_What is being asked_: Transcribe every line of the listing below without any deviation.

A run of records
==================================================

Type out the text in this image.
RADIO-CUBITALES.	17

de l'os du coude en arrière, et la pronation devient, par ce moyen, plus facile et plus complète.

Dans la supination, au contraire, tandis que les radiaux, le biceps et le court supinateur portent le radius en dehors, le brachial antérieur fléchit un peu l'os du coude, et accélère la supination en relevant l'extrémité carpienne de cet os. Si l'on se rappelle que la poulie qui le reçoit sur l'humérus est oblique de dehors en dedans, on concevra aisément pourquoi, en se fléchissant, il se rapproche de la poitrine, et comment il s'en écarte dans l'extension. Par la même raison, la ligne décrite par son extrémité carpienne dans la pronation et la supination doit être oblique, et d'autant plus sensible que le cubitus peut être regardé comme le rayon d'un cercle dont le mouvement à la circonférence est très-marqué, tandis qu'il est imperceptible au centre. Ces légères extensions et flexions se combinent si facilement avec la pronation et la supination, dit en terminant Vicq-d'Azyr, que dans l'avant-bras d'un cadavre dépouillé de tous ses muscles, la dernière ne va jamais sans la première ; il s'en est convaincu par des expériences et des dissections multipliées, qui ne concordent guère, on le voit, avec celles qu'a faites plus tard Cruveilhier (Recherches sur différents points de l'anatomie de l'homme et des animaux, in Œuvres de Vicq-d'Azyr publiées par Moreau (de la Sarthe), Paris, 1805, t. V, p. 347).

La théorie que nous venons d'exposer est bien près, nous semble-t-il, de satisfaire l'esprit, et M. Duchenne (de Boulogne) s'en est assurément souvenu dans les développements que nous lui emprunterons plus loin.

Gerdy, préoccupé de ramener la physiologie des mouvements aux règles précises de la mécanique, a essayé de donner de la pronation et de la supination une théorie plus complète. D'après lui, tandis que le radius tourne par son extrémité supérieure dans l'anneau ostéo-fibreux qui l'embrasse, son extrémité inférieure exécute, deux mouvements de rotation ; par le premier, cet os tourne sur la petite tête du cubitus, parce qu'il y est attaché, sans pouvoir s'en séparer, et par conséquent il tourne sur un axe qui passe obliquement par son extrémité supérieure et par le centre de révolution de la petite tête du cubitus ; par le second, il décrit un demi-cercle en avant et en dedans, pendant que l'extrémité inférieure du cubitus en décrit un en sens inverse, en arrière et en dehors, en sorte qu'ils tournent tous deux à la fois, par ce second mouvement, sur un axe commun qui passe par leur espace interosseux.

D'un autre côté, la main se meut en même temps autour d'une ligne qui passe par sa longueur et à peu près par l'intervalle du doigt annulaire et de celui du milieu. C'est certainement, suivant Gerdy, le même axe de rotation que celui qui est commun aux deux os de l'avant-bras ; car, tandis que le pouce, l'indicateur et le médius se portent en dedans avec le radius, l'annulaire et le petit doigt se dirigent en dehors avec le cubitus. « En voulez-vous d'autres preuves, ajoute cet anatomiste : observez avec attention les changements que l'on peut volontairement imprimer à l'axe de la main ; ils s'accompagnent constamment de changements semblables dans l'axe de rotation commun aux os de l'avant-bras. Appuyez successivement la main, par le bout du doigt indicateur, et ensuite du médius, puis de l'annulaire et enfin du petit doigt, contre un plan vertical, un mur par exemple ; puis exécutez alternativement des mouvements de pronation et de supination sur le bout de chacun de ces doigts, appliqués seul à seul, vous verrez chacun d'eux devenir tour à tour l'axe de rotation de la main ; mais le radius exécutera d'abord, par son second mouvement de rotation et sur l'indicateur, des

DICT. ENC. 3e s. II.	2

==================================================

_Exercise answer_:
Type out the text in this image.
RADIO-CUBITALES.	17

de l'os du coude en arrière, et la pronation devient, par ce moyen, plus facile et plus complète.

Dans la supination, au contraire, tandis que les radiaux, le biceps et le court supinateur portent le radius en dehors, le brachial antérieur fléchit un peu l'os du coude, et accélère la supination en relevant l'extrémité carpienne de cet os. Si l'on se rappelle que la poulie qui le reçoit sur l'humérus est oblique de dehors en dedans, on concevra aisément pourquoi, en se fléchissant, il se rapproche de la poitrine, et comment il s'en écarte dans l'extension. Par la même raison, la ligne décrite par son extrémité carpienne dans la pronation et la supination doit être oblique, et d'autant plus sensible que le cubitus peut être regardé comme le rayon d'un cercle dont le mouvement à la circonférence est très-marqué, tandis qu'il est imperceptible au centre. Ces légères extensions et flexions se combinent si facilement avec la pronation et la supination, dit en terminant Vicq-d'Azyr, que dans l'avant-bras d'un cadavre dépouillé de tous ses muscles, la dernière ne va jamais sans la première ; il s'en est convaincu par des expériences et des dissections multipliées, qui ne concordent guère, on le voit, avec celles qu'a faites plus tard Cruveilhier (Recherches sur différents points de l'anatomie de l'homme et des animaux, in Œuvres de Vicq-d'Azyr publiées par Moreau (de la Sarthe), Paris, 1805, t. V, p. 347).

La théorie que nous venons d'exposer est bien près, nous semble-t-il, de satisfaire l'esprit, et M. Duchenne (de Boulogne) s'en est assurément souvenu dans les développements que nous lui emprunterons plus loin.

Gerdy, préoccupé de ramener la physiologie des mouvements aux règles précises de la mécanique, a essayé de donner de la pronation et de la supination une théorie plus complète. D'après lui, tandis que le radius tourne par son extrémité supérieure dans l'anneau ostéo-fibreux qui l'embrasse, son extrémité inférieure exécute, deux mouvements de rotation ; par le premier, cet os tourne sur la petite tête du cubitus, parce qu'il y est attaché, sans pouvoir s'en séparer, et par conséquent il tourne sur un axe qui passe obliquement par son extrémité supérieure et par le centre de révolution de la petite tête du cubitus ; par le second, il décrit un demi-cercle en avant et en dedans, pendant que l'extrémité inférieure du cubitus en décrit un en sens inverse, en arrière et en dehors, en sorte qu'ils tournent tous deux à la fois, par ce second mouvement, sur un axe commun qui passe par leur espace interosseux.

D'un autre côté, la main se meut en même temps autour d'une ligne qui passe par sa longueur et à peu près par l'intervalle du doigt annulaire et de celui du milieu. C'est certainement, suivant Gerdy, le même axe de rotation que celui qui est commun aux deux os de l'avant-bras ; car, tandis que le pouce, l'indicateur et le médius se portent en dedans avec le radius, l'annulaire et le petit doigt se dirigent en dehors avec le cubitus. « En voulez-vous d'autres preuves, ajoute cet anatomiste : observez avec attention les changements que l'on peut volontairement imprimer à l'axe de la main ; ils s'accompagnent constamment de changements semblables dans l'axe de rotation commun aux os de l'avant-bras. Appuyez successivement la main, par le bout du doigt indicateur, et ensuite du médius, puis de l'annulaire et enfin du petit doigt, contre un plan vertical, un mur par exemple ; puis exécutez alternativement des mouvements de pronation et de supination sur le bout de chacun de ces doigts, appliqués seul à seul, vous verrez chacun d'eux devenir tour à tour l'axe de rotation de la main ; mais le radius exécutera d'abord, par son second mouvement de rotation et sur l'indicateur, des

DICT. ENC. 3e s. II.	2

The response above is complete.